**Exercise goal**
Your answer should be a single number: the count of lines holding the word "JSON".

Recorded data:
====================

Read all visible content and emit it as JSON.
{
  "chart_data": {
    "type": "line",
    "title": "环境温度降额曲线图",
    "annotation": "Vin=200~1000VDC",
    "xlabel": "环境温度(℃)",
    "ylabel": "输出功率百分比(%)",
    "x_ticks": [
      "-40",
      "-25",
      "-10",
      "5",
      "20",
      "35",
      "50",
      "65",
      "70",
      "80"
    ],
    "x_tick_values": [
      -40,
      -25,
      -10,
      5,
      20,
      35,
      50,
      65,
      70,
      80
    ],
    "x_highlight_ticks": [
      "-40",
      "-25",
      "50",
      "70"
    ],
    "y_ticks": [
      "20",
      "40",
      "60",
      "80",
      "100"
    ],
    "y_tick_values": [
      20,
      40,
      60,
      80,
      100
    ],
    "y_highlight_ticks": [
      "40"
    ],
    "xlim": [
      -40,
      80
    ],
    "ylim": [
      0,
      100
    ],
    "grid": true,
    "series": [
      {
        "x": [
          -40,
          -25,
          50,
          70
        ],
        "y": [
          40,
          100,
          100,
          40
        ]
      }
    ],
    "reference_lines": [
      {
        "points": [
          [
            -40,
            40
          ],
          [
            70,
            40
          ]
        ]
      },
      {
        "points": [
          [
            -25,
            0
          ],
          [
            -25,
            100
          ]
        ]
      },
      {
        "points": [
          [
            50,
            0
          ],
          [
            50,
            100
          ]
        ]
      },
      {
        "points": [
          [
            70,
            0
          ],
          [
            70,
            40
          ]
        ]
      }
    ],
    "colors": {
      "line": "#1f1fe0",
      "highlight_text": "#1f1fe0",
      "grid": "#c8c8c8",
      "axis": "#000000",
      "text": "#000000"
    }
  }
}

====================

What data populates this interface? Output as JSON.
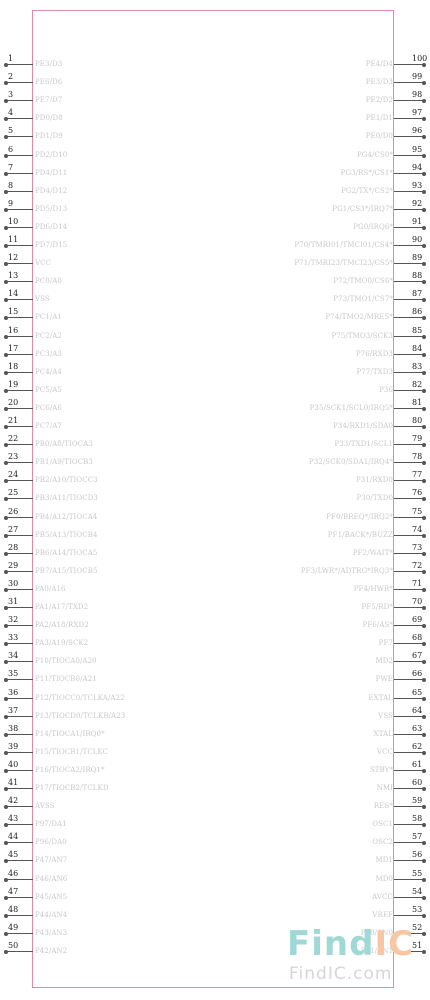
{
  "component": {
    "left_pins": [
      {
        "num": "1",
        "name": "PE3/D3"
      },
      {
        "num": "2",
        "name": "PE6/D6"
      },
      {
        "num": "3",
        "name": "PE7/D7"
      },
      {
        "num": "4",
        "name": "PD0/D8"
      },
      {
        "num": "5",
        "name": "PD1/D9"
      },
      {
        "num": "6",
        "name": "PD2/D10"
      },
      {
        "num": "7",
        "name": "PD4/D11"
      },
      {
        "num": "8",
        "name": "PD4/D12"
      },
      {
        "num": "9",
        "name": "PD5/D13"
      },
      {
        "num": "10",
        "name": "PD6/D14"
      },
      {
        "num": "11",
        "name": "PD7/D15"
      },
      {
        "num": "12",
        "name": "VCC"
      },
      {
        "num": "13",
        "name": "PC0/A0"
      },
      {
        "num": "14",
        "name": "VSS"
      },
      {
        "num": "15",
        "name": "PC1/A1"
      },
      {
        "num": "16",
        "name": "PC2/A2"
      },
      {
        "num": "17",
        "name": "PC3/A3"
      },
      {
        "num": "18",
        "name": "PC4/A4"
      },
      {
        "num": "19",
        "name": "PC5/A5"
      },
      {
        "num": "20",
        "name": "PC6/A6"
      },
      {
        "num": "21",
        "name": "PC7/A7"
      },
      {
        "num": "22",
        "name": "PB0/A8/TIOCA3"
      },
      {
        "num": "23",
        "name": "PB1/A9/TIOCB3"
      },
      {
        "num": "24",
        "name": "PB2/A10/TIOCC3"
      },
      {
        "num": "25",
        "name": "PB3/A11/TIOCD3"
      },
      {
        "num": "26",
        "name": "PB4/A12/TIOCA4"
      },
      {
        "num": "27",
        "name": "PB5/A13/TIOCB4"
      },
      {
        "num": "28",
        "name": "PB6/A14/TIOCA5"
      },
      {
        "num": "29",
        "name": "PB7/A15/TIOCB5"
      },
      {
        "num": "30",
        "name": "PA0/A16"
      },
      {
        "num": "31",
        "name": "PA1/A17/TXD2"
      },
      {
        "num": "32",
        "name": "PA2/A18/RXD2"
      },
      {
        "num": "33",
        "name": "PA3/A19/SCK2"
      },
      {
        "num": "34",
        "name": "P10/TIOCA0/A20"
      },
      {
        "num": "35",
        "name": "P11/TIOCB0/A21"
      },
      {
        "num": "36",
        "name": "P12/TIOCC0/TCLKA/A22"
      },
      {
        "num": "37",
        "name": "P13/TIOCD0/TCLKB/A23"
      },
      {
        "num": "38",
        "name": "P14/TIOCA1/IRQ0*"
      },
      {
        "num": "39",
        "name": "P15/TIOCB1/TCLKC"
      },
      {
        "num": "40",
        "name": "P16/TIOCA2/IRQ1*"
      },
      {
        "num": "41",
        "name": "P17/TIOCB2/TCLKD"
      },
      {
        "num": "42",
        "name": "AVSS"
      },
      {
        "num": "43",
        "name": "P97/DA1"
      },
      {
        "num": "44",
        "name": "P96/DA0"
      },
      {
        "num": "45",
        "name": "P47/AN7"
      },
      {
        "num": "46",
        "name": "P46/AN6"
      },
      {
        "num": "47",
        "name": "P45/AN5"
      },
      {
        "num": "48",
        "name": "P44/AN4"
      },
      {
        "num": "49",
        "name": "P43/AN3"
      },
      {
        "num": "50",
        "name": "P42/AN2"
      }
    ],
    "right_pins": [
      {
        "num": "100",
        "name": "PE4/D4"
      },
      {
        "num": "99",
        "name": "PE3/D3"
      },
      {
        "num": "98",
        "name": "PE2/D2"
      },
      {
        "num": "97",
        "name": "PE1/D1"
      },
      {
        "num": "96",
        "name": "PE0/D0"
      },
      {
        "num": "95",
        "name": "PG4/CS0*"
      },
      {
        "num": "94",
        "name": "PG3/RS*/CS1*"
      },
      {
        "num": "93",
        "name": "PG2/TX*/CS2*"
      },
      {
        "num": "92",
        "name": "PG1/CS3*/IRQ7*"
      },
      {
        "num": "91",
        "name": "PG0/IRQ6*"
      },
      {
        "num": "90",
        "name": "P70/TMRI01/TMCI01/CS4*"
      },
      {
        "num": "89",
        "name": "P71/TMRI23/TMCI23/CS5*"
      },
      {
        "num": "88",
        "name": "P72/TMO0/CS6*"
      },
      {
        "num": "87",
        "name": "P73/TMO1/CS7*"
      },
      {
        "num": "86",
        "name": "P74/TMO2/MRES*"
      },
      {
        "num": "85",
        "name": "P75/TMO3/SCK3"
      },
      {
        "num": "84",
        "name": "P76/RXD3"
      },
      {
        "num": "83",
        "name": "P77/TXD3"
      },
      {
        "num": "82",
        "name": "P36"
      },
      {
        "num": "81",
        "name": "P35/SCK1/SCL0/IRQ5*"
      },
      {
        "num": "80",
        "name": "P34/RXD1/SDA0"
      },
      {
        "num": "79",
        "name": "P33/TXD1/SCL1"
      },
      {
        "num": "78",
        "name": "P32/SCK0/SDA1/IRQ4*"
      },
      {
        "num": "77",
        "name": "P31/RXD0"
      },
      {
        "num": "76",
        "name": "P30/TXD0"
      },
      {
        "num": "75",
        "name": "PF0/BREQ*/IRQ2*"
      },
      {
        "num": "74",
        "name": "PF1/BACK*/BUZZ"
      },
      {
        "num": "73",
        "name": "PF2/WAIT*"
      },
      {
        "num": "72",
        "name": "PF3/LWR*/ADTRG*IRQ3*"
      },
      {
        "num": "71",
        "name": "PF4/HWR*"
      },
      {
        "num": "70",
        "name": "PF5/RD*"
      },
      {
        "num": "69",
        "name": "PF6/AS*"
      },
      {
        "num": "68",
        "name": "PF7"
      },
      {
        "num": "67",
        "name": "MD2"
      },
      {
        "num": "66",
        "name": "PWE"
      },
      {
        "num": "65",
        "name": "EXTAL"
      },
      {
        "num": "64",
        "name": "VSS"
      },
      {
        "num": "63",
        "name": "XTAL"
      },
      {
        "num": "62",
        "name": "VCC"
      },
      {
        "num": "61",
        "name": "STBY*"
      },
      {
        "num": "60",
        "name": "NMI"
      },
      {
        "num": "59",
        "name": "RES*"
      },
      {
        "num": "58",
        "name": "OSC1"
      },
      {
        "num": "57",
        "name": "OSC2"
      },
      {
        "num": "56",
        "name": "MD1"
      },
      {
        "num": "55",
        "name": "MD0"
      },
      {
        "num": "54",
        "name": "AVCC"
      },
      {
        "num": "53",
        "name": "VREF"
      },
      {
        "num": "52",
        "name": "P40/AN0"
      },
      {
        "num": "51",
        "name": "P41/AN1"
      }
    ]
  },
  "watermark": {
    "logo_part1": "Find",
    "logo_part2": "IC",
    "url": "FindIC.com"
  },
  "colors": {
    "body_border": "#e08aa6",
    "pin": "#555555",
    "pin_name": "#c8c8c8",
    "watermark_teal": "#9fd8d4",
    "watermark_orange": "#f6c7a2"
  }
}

====================

**In response**
2